- [EXERCISE DETAILS]
Note each line of the listing that contains the string "image", and copy it.

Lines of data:
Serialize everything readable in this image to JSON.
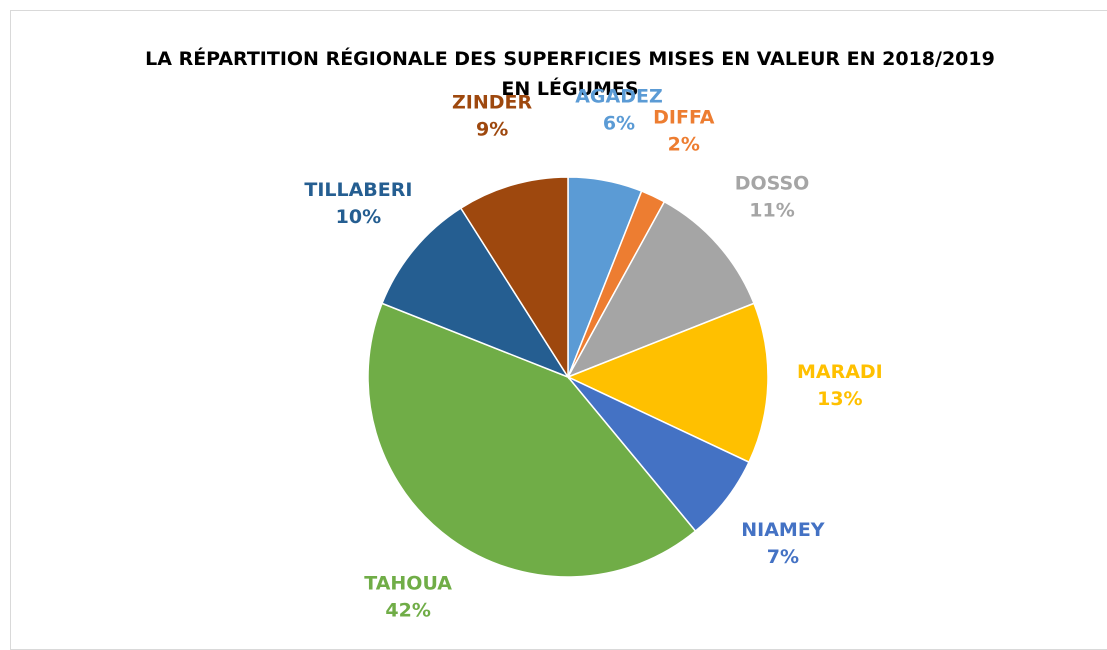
{
  "chart_data": {
    "type": "pie",
    "title": "LA RÉPARTITION RÉGIONALE DES SUPERFICIES MISES EN VALEUR EN 2018/2019 EN LÉGUMES",
    "categories": [
      "AGADEZ",
      "DIFFA",
      "DOSSO",
      "MARADI",
      "NIAMEY",
      "TAHOUA",
      "TILLABERI",
      "ZINDER"
    ],
    "values": [
      6,
      2,
      11,
      13,
      7,
      42,
      10,
      9
    ],
    "value_labels": [
      "6%",
      "2%",
      "11%",
      "13%",
      "7%",
      "42%",
      "10%",
      "9%"
    ],
    "colors": [
      "#5b9bd5",
      "#ed7d31",
      "#a5a5a5",
      "#ffc000",
      "#4472c4",
      "#70ad47",
      "#255e91",
      "#9e480e"
    ]
  }
}
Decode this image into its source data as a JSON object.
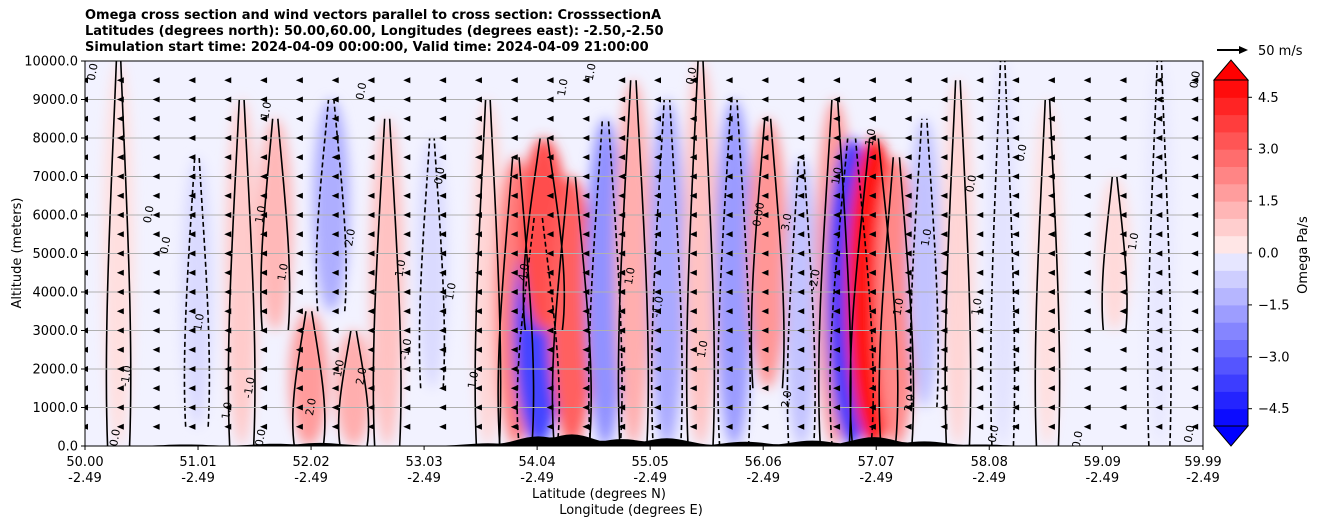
{
  "chart_data": {
    "type": "heatmap",
    "title_lines": [
      "Omega cross section and wind vectors parallel to cross section: CrosssectionA",
      "Latitudes (degrees north): 50.00,60.00, Longitudes (degrees east): -2.50,-2.50",
      "Simulation start time: 2024-04-09 00:00:00, Valid time: 2024-04-09 21:00:00"
    ],
    "ylabel": "Altitude (meters)",
    "xlabel_lat": "Latitude (degrees N)",
    "xlabel_lon": "Longitude (degrees E)",
    "ylim": [
      0,
      10000
    ],
    "xlim": [
      50.0,
      59.99
    ],
    "y_ticks": [
      {
        "value": 0,
        "label": "0.0"
      },
      {
        "value": 1000,
        "label": "1000.0"
      },
      {
        "value": 2000,
        "label": "2000.0"
      },
      {
        "value": 3000,
        "label": "3000.0"
      },
      {
        "value": 4000,
        "label": "4000.0"
      },
      {
        "value": 5000,
        "label": "5000.0"
      },
      {
        "value": 6000,
        "label": "6000.0"
      },
      {
        "value": 7000,
        "label": "7000.0"
      },
      {
        "value": 8000,
        "label": "8000.0"
      },
      {
        "value": 9000,
        "label": "9000.0"
      },
      {
        "value": 10000,
        "label": "10000.0"
      }
    ],
    "x_ticks": [
      {
        "lat": 50.0,
        "lat_label": "50.00",
        "lon_label": "-2.49"
      },
      {
        "lat": 51.01,
        "lat_label": "51.01",
        "lon_label": "-2.49"
      },
      {
        "lat": 52.02,
        "lat_label": "52.02",
        "lon_label": "-2.49"
      },
      {
        "lat": 53.03,
        "lat_label": "53.03",
        "lon_label": "-2.49"
      },
      {
        "lat": 54.04,
        "lat_label": "54.04",
        "lon_label": "-2.49"
      },
      {
        "lat": 55.05,
        "lat_label": "55.05",
        "lon_label": "-2.49"
      },
      {
        "lat": 56.06,
        "lat_label": "56.06",
        "lon_label": "-2.49"
      },
      {
        "lat": 57.07,
        "lat_label": "57.07",
        "lon_label": "-2.49"
      },
      {
        "lat": 58.08,
        "lat_label": "58.08",
        "lon_label": "-2.49"
      },
      {
        "lat": 59.09,
        "lat_label": "59.09",
        "lon_label": "-2.49"
      },
      {
        "lat": 59.99,
        "lat_label": "59.99",
        "lon_label": "-2.49"
      }
    ],
    "colorbar": {
      "label": "Omega Pa/s",
      "range": [
        -5,
        5
      ],
      "ticks": [
        {
          "value": 4.5,
          "label": "4.5"
        },
        {
          "value": 3.0,
          "label": "3.0"
        },
        {
          "value": 1.5,
          "label": "1.5"
        },
        {
          "value": 0.0,
          "label": "0.0"
        },
        {
          "value": -1.5,
          "label": "−1.5"
        },
        {
          "value": -3.0,
          "label": "−3.0"
        },
        {
          "value": -4.5,
          "label": "−4.5"
        }
      ],
      "extend": "both"
    },
    "wind_reference": {
      "label": "50 m/s"
    },
    "omega_cells": [
      {
        "lat": 50.3,
        "z_min": 0,
        "z_max": 10000,
        "value": 0.4
      },
      {
        "lat": 51.0,
        "z_min": 500,
        "z_max": 7500,
        "value": -0.5
      },
      {
        "lat": 51.4,
        "z_min": 0,
        "z_max": 9000,
        "value": 0.8
      },
      {
        "lat": 51.7,
        "z_min": 3000,
        "z_max": 8500,
        "value": 1.2
      },
      {
        "lat": 52.0,
        "z_min": 0,
        "z_max": 3500,
        "value": 1.8
      },
      {
        "lat": 52.2,
        "z_min": 3500,
        "z_max": 9000,
        "value": -1.4
      },
      {
        "lat": 52.4,
        "z_min": 0,
        "z_max": 3000,
        "value": 1.4
      },
      {
        "lat": 52.7,
        "z_min": 0,
        "z_max": 8500,
        "value": 1.0
      },
      {
        "lat": 53.1,
        "z_min": 1500,
        "z_max": 8000,
        "value": -0.5
      },
      {
        "lat": 53.6,
        "z_min": 0,
        "z_max": 9000,
        "value": 0.6
      },
      {
        "lat": 53.85,
        "z_min": 0,
        "z_max": 7500,
        "value": 2.4
      },
      {
        "lat": 54.05,
        "z_min": 0,
        "z_max": 6000,
        "value": -3.6
      },
      {
        "lat": 54.1,
        "z_min": 3000,
        "z_max": 8000,
        "value": 3.4
      },
      {
        "lat": 54.35,
        "z_min": 0,
        "z_max": 7000,
        "value": 3.0
      },
      {
        "lat": 54.65,
        "z_min": 0,
        "z_max": 8500,
        "value": -2.0
      },
      {
        "lat": 54.9,
        "z_min": 0,
        "z_max": 9500,
        "value": 1.4
      },
      {
        "lat": 55.2,
        "z_min": 0,
        "z_max": 9000,
        "value": -1.5
      },
      {
        "lat": 55.5,
        "z_min": 0,
        "z_max": 10000,
        "value": 1.0
      },
      {
        "lat": 55.8,
        "z_min": 0,
        "z_max": 9000,
        "value": -1.8
      },
      {
        "lat": 56.1,
        "z_min": 1500,
        "z_max": 8500,
        "value": 1.9
      },
      {
        "lat": 56.4,
        "z_min": 0,
        "z_max": 7500,
        "value": -1.0
      },
      {
        "lat": 56.7,
        "z_min": 0,
        "z_max": 9000,
        "value": 1.8
      },
      {
        "lat": 56.85,
        "z_min": 0,
        "z_max": 8000,
        "value": -3.8
      },
      {
        "lat": 57.05,
        "z_min": 0,
        "z_max": 8000,
        "value": 4.6
      },
      {
        "lat": 57.25,
        "z_min": 0,
        "z_max": 7500,
        "value": 2.2
      },
      {
        "lat": 57.5,
        "z_min": 1000,
        "z_max": 8500,
        "value": -1.0
      },
      {
        "lat": 57.8,
        "z_min": 0,
        "z_max": 9500,
        "value": 0.6
      },
      {
        "lat": 58.2,
        "z_min": 0,
        "z_max": 10000,
        "value": -0.3
      },
      {
        "lat": 58.6,
        "z_min": 0,
        "z_max": 9000,
        "value": 0.4
      },
      {
        "lat": 59.2,
        "z_min": 3000,
        "z_max": 7000,
        "value": 0.5
      },
      {
        "lat": 59.6,
        "z_min": 0,
        "z_max": 10000,
        "value": -0.2
      }
    ],
    "contour_labels": [
      {
        "lat": 50.1,
        "z": 9700,
        "text": "0.0"
      },
      {
        "lat": 50.4,
        "z": 1800,
        "text": "-1.0"
      },
      {
        "lat": 50.3,
        "z": 200,
        "text": "0.0"
      },
      {
        "lat": 50.6,
        "z": 6000,
        "text": "0.0"
      },
      {
        "lat": 50.75,
        "z": 5200,
        "text": "0.0"
      },
      {
        "lat": 51.05,
        "z": 3200,
        "text": "1.0"
      },
      {
        "lat": 51.3,
        "z": 900,
        "text": "1.0"
      },
      {
        "lat": 51.5,
        "z": 1500,
        "text": "-1.0"
      },
      {
        "lat": 51.65,
        "z": 8700,
        "text": "1.0"
      },
      {
        "lat": 51.6,
        "z": 6000,
        "text": "1.0"
      },
      {
        "lat": 51.6,
        "z": 200,
        "text": "0.0"
      },
      {
        "lat": 51.8,
        "z": 4500,
        "text": "1.0"
      },
      {
        "lat": 52.05,
        "z": 1000,
        "text": "2.0"
      },
      {
        "lat": 52.3,
        "z": 2000,
        "text": "1.0"
      },
      {
        "lat": 52.4,
        "z": 5400,
        "text": "2.0"
      },
      {
        "lat": 52.5,
        "z": 1800,
        "text": "2.0"
      },
      {
        "lat": 52.5,
        "z": 9200,
        "text": "0.0"
      },
      {
        "lat": 52.85,
        "z": 4600,
        "text": "1.0"
      },
      {
        "lat": 52.9,
        "z": 2500,
        "text": "-1.0"
      },
      {
        "lat": 53.2,
        "z": 7000,
        "text": "0.0"
      },
      {
        "lat": 53.3,
        "z": 4000,
        "text": "1.0"
      },
      {
        "lat": 53.5,
        "z": 1700,
        "text": "1.0"
      },
      {
        "lat": 53.95,
        "z": 4500,
        "text": "4.0"
      },
      {
        "lat": 54.3,
        "z": 9300,
        "text": "1.0"
      },
      {
        "lat": 54.55,
        "z": 9700,
        "text": "1.0"
      },
      {
        "lat": 54.9,
        "z": 4400,
        "text": "1.0"
      },
      {
        "lat": 55.15,
        "z": 3600,
        "text": "-1.0"
      },
      {
        "lat": 55.45,
        "z": 9600,
        "text": "0.0"
      },
      {
        "lat": 55.55,
        "z": 2500,
        "text": "1.0"
      },
      {
        "lat": 56.05,
        "z": 6000,
        "text": "0.00"
      },
      {
        "lat": 56.3,
        "z": 5800,
        "text": "3.0"
      },
      {
        "lat": 56.3,
        "z": 1200,
        "text": "2.0"
      },
      {
        "lat": 56.55,
        "z": 4300,
        "text": "-2.0"
      },
      {
        "lat": 56.75,
        "z": 7000,
        "text": "1.0"
      },
      {
        "lat": 57.05,
        "z": 8000,
        "text": "1.0"
      },
      {
        "lat": 57.3,
        "z": 3600,
        "text": "1.0"
      },
      {
        "lat": 57.4,
        "z": 1100,
        "text": "2.0"
      },
      {
        "lat": 57.55,
        "z": 5400,
        "text": "1.0"
      },
      {
        "lat": 57.95,
        "z": 6800,
        "text": "0.0"
      },
      {
        "lat": 58.0,
        "z": 3600,
        "text": "1.0"
      },
      {
        "lat": 58.15,
        "z": 300,
        "text": "0.0"
      },
      {
        "lat": 58.4,
        "z": 7600,
        "text": "0.0"
      },
      {
        "lat": 58.9,
        "z": 150,
        "text": "0.0"
      },
      {
        "lat": 59.4,
        "z": 5300,
        "text": "1.0"
      },
      {
        "lat": 59.9,
        "z": 300,
        "text": "0.0"
      },
      {
        "lat": 59.95,
        "z": 9500,
        "text": "0.0"
      }
    ]
  }
}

- [PROBLEM SOLUTION]
Serialize everything readable in this image to JSON.
Decode this image into its source data as a JSON object.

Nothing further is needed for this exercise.